● INPUT MATERIAL:

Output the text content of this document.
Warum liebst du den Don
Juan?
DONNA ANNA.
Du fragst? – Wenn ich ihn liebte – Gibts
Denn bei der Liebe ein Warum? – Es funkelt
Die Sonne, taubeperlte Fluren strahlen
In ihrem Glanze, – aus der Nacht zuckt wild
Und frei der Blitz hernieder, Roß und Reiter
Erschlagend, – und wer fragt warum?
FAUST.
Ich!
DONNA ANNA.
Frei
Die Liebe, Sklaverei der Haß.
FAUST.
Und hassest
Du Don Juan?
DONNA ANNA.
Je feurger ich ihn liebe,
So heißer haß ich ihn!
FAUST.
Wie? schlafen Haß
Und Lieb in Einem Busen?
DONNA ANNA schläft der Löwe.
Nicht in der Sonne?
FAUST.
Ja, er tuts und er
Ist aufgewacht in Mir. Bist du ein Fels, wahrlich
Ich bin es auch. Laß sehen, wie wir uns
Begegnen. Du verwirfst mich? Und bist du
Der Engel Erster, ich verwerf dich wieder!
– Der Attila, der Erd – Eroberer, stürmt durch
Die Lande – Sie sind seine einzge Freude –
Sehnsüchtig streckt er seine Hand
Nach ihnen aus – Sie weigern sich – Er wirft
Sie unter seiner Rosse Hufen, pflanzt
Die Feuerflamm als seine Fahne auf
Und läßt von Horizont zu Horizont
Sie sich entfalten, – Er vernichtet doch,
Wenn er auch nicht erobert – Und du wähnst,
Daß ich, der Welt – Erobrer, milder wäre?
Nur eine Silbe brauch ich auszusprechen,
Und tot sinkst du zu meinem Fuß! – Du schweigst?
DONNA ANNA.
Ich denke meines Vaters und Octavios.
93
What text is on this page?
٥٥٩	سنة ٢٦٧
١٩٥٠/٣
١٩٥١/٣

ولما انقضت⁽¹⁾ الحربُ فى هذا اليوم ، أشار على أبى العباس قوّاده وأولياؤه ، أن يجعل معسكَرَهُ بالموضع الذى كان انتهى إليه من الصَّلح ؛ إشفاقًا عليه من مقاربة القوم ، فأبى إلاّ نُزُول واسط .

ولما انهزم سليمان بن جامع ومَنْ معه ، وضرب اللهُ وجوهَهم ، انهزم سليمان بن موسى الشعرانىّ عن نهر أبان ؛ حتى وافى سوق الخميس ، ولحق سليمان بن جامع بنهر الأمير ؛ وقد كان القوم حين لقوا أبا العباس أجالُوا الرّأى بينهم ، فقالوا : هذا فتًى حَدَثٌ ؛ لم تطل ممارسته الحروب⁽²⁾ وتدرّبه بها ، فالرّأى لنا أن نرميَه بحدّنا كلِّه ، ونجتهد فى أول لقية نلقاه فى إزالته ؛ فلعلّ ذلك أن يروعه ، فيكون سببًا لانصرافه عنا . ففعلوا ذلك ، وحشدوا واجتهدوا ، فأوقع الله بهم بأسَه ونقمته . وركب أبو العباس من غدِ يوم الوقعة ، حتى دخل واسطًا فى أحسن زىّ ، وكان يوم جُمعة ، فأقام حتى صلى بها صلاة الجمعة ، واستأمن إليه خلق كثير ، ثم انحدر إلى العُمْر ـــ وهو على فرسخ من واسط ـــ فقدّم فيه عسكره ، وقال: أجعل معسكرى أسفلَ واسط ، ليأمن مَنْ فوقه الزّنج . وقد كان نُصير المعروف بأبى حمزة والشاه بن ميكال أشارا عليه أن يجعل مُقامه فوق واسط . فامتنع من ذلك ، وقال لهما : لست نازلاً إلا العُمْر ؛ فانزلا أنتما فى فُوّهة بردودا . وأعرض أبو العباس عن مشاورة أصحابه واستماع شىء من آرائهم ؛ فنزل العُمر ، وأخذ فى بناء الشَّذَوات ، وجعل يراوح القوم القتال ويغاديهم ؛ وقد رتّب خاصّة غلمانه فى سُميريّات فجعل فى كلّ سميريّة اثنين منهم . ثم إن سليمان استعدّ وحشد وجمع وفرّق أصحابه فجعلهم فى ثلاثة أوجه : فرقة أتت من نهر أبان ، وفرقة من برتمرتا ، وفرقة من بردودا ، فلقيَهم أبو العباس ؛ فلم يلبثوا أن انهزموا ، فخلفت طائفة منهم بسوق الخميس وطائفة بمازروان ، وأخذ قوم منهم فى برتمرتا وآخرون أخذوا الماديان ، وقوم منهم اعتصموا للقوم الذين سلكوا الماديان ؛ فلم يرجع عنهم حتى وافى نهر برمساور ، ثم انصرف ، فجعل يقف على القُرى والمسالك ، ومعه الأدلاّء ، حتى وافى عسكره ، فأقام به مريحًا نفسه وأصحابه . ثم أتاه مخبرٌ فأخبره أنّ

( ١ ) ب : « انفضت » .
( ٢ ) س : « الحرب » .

● PROMPT: Return every line of the material exactly.

● REPLY TO THE TASK:
Output the text content of this document.
Warum liebst du den Don
Juan?
DONNA ANNA.
Du fragst? – Wenn ich ihn liebte – Gibts
Denn bei der Liebe ein Warum? – Es funkelt
Die Sonne, taubeperlte Fluren strahlen
In ihrem Glanze, – aus der Nacht zuckt wild
Und frei der Blitz hernieder, Roß und Reiter
Erschlagend, – und wer fragt warum?
FAUST.
Ich!
DONNA ANNA.
Frei
Die Liebe, Sklaverei der Haß.
FAUST.
Und hassest
Du Don Juan?
DONNA ANNA.
Je feurger ich ihn liebe,
So heißer haß ich ihn!
FAUST.
Wie? schlafen Haß
Und Lieb in Einem Busen?
DONNA ANNA schläft der Löwe.
Nicht in der Sonne?
FAUST.
Ja, er tuts und er
Ist aufgewacht in Mir. Bist du ein Fels, wahrlich
Ich bin es auch. Laß sehen, wie wir uns
Begegnen. Du verwirfst mich? Und bist du
Der Engel Erster, ich verwerf dich wieder!
– Der Attila, der Erd – Eroberer, stürmt durch
Die Lande – Sie sind seine einzge Freude –
Sehnsüchtig streckt er seine Hand
Nach ihnen aus – Sie weigern sich – Er wirft
Sie unter seiner Rosse Hufen, pflanzt
Die Feuerflamm als seine Fahne auf
Und läßt von Horizont zu Horizont
Sie sich entfalten, – Er vernichtet doch,
Wenn er auch nicht erobert – Und du wähnst,
Daß ich, der Welt – Erobrer, milder wäre?
Nur eine Silbe brauch ich auszusprechen,
Und tot sinkst du zu meinem Fuß! – Du schweigst?
DONNA ANNA.
Ich denke meines Vaters und Octavios.
93
What text is on this page?
٥٥٩	سنة ٢٦٧
١٩٥٠/٣
١٩٥١/٣

ولما انقضت⁽¹⁾ الحربُ فى هذا اليوم ، أشار على أبى العباس قوّاده وأولياؤه ، أن يجعل معسكَرَهُ بالموضع الذى كان انتهى إليه من الصَّلح ؛ إشفاقًا عليه من مقاربة القوم ، فأبى إلاّ نُزُول واسط .

ولما انهزم سليمان بن جامع ومَنْ معه ، وضرب اللهُ وجوهَهم ، انهزم سليمان بن موسى الشعرانىّ عن نهر أبان ؛ حتى وافى سوق الخميس ، ولحق سليمان بن جامع بنهر الأمير ؛ وقد كان القوم حين لقوا أبا العباس أجالُوا الرّأى بينهم ، فقالوا : هذا فتًى حَدَثٌ ؛ لم تطل ممارسته الحروب⁽²⁾ وتدرّبه بها ، فالرّأى لنا أن نرميَه بحدّنا كلِّه ، ونجتهد فى أول لقية نلقاه فى إزالته ؛ فلعلّ ذلك أن يروعه ، فيكون سببًا لانصرافه عنا . ففعلوا ذلك ، وحشدوا واجتهدوا ، فأوقع الله بهم بأسَه ونقمته . وركب أبو العباس من غدِ يوم الوقعة ، حتى دخل واسطًا فى أحسن زىّ ، وكان يوم جُمعة ، فأقام حتى صلى بها صلاة الجمعة ، واستأمن إليه خلق كثير ، ثم انحدر إلى العُمْر ـــ وهو على فرسخ من واسط ـــ فقدّم فيه عسكره ، وقال: أجعل معسكرى أسفلَ واسط ، ليأمن مَنْ فوقه الزّنج . وقد كان نُصير المعروف بأبى حمزة والشاه بن ميكال أشارا عليه أن يجعل مُقامه فوق واسط . فامتنع من ذلك ، وقال لهما : لست نازلاً إلا العُمْر ؛ فانزلا أنتما فى فُوّهة بردودا . وأعرض أبو العباس عن مشاورة أصحابه واستماع شىء من آرائهم ؛ فنزل العُمر ، وأخذ فى بناء الشَّذَوات ، وجعل يراوح القوم القتال ويغاديهم ؛ وقد رتّب خاصّة غلمانه فى سُميريّات فجعل فى كلّ سميريّة اثنين منهم . ثم إن سليمان استعدّ وحشد وجمع وفرّق أصحابه فجعلهم فى ثلاثة أوجه : فرقة أتت من نهر أبان ، وفرقة من برتمرتا ، وفرقة من بردودا ، فلقيَهم أبو العباس ؛ فلم يلبثوا أن انهزموا ، فخلفت طائفة منهم بسوق الخميس وطائفة بمازروان ، وأخذ قوم منهم فى برتمرتا وآخرون أخذوا الماديان ، وقوم منهم اعتصموا للقوم الذين سلكوا الماديان ؛ فلم يرجع عنهم حتى وافى نهر برمساور ، ثم انصرف ، فجعل يقف على القُرى والمسالك ، ومعه الأدلاّء ، حتى وافى عسكره ، فأقام به مريحًا نفسه وأصحابه . ثم أتاه مخبرٌ فأخبره أنّ

( ١ ) ب : « انفضت » .
( ٢ ) س : « الحرب » .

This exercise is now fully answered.